▶ [PROBLEM A] In the notebook text, what binary classification task is the DreaMS model fine-tuned for?

▶ [SOURCE TEXT]
This notebook demonstrates how to fine‑tune the DreaMS model for a binary classification task (detecting chlorine in molecules) using the MassSpecGym dataset. We’ll:

1. **Annotate** the MassSpecGym MGF with chlorine labels.
2. **Prepare** a `ChlorineDetectionDataset` and a `BenchmarkDataModule`.
3. **Train** a baseline MLP classifier.
4. **Fine‑tune** the DreaMS encoder with a classification head (`LitDreamsClassifier`).
5. **Evaluate** on the test split and **save** the checkpoint.

All paths are defined relative to `PROJECT_ROOT` for reproducibility.

In [1]:
import sys
from pathlib import Path

# assume this notebook lives in notebooks/, so parent() is the repo root
sys.path.append(str(Path().resolve().parent))

▶ [PROBLEM B] Please rename "bar" to "column" in the records, starting at the line containing "x-tick-label: 2013 bbox=[747, 372, 760, 409]" and ending at the line containing "y-tick-label: 40 bbox=[79, 263, 98, 276]", and return only those lines with nothing else altered.

▶ [RECORD EXCERPTS]
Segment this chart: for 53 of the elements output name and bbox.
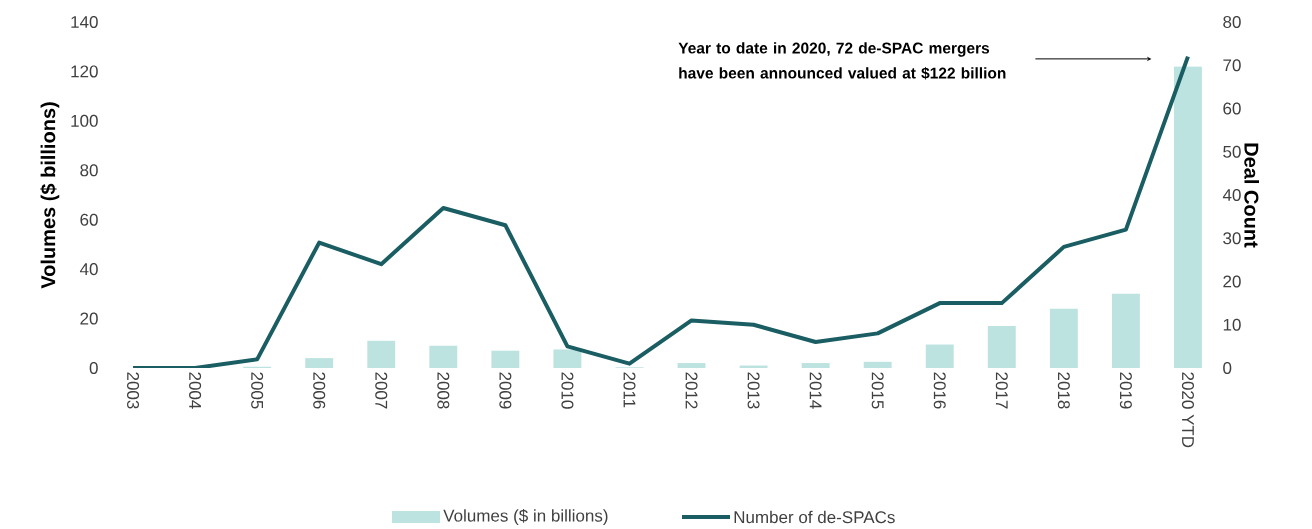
x-tick-label: 2013 bbox=[747, 372, 760, 409]
x-tick-label: 2004 bbox=[189, 372, 202, 409]
x-tick-label: 2003 bbox=[127, 372, 140, 409]
y2-tick-label: 80 bbox=[1223, 15, 1241, 29]
x-tick-label: 2012 bbox=[685, 372, 698, 409]
x-tick-label: 2008 bbox=[437, 372, 450, 409]
y2-tick-label: 0 bbox=[1223, 361, 1232, 375]
legend-label: Volumes ($ in billions) bbox=[443, 508, 608, 526]
bar bbox=[677, 363, 706, 368]
x-tick-label: 2020 YTD bbox=[1181, 372, 1194, 448]
y2-tick-label: 10 bbox=[1223, 318, 1241, 331]
bar bbox=[987, 325, 1016, 368]
x-tick-label: 2016 bbox=[933, 372, 946, 409]
bar bbox=[925, 344, 954, 368]
bar bbox=[1173, 66, 1202, 368]
annotation: Year to date in 2020, 72 de-SPAC mergers have been announced valued at $122 billion bbox=[678, 42, 1006, 80]
y-tick-label: 140 bbox=[71, 15, 98, 29]
x-tick-label: 2017 bbox=[995, 372, 1008, 409]
y2-axis-title: Deal Count bbox=[1244, 143, 1259, 248]
bar bbox=[305, 358, 334, 368]
y-tick-label: 80 bbox=[80, 164, 98, 177]
y2-tick-label: 40 bbox=[1222, 188, 1241, 202]
y2-tick-label: 50 bbox=[1223, 145, 1241, 158]
y-tick-label: 0 bbox=[89, 361, 98, 375]
bar bbox=[1049, 308, 1078, 368]
x-tick-label: 2019 bbox=[1119, 372, 1132, 409]
y2-tick-label: 70 bbox=[1223, 59, 1241, 72]
y-tick-label: 40 bbox=[79, 263, 98, 276]
x-tick-label: 2011 bbox=[623, 372, 636, 408]
x-tick-label: 2009 bbox=[499, 372, 512, 409]
x-tick-label: 2006 bbox=[313, 372, 326, 409]
y-tick-label: 100 bbox=[71, 114, 98, 127]
bar bbox=[367, 340, 396, 368]
x-tick-label: 2014 bbox=[809, 372, 822, 409]
bar bbox=[491, 350, 520, 368]
legend-label: Number of de-SPACs bbox=[734, 510, 895, 524]
bar bbox=[429, 345, 458, 368]
x-tick-label: 2015 bbox=[871, 372, 884, 409]
x-tick-label: 2005 bbox=[251, 372, 264, 409]
x-tick-label: 2007 bbox=[375, 372, 388, 409]
x-tick-label: 2010 bbox=[561, 372, 574, 409]
y2-tick-label: 20 bbox=[1223, 275, 1241, 288]
y-tick-label: 120 bbox=[71, 65, 98, 78]
y-tick-label: 20 bbox=[80, 312, 98, 325]
bar bbox=[1111, 293, 1140, 368]
y2-tick-label: 60 bbox=[1223, 102, 1241, 115]
bar bbox=[863, 361, 892, 368]
x-tick-label: 2018 bbox=[1057, 372, 1070, 409]
bar bbox=[801, 363, 830, 368]
bar bbox=[553, 349, 582, 368]
y-axis-title: Volumes ($ billions) bbox=[40, 102, 60, 289]
y2-tick-label: 30 bbox=[1223, 232, 1241, 245]
y-tick-label: 60 bbox=[80, 213, 98, 226]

▶ [RESULT A] Detecting chlorine in molecules.

▶ [RESULT B]
x-tick-label: 2013 bbox=[747, 372, 760, 409]
x-tick-label: 2004 bbox=[189, 372, 202, 409]
x-tick-label: 2003 bbox=[127, 372, 140, 409]
y2-tick-label: 80 bbox=[1223, 15, 1241, 29]
x-tick-label: 2012 bbox=[685, 372, 698, 409]
x-tick-label: 2008 bbox=[437, 372, 450, 409]
y2-tick-label: 0 bbox=[1223, 361, 1232, 375]
legend-label: Volumes ($ in billions) bbox=[443, 508, 608, 526]
column bbox=[677, 363, 706, 368]
x-tick-label: 2020 YTD bbox=[1181, 372, 1194, 448]
y2-tick-label: 10 bbox=[1223, 318, 1241, 331]
column bbox=[987, 325, 1016, 368]
x-tick-label: 2016 bbox=[933, 372, 946, 409]
column bbox=[925, 344, 954, 368]
column bbox=[1173, 66, 1202, 368]
annotation: Year to date in 2020, 72 de-SPAC mergers have been announced valued at $122 billion bbox=[678, 42, 1006, 80]
y-tick-label: 140 bbox=[71, 15, 98, 29]
x-tick-label: 2017 bbox=[995, 372, 1008, 409]
y2-axis-title: Deal Count bbox=[1244, 143, 1259, 248]
column bbox=[305, 358, 334, 368]
y-tick-label: 80 bbox=[80, 164, 98, 177]
y2-tick-label: 40 bbox=[1222, 188, 1241, 202]
y2-tick-label: 50 bbox=[1223, 145, 1241, 158]
y-tick-label: 0 bbox=[89, 361, 98, 375]
column bbox=[1049, 308, 1078, 368]
x-tick-label: 2019 bbox=[1119, 372, 1132, 409]
y2-tick-label: 70 bbox=[1223, 59, 1241, 72]
y-tick-label: 40 bbox=[79, 263, 98, 276]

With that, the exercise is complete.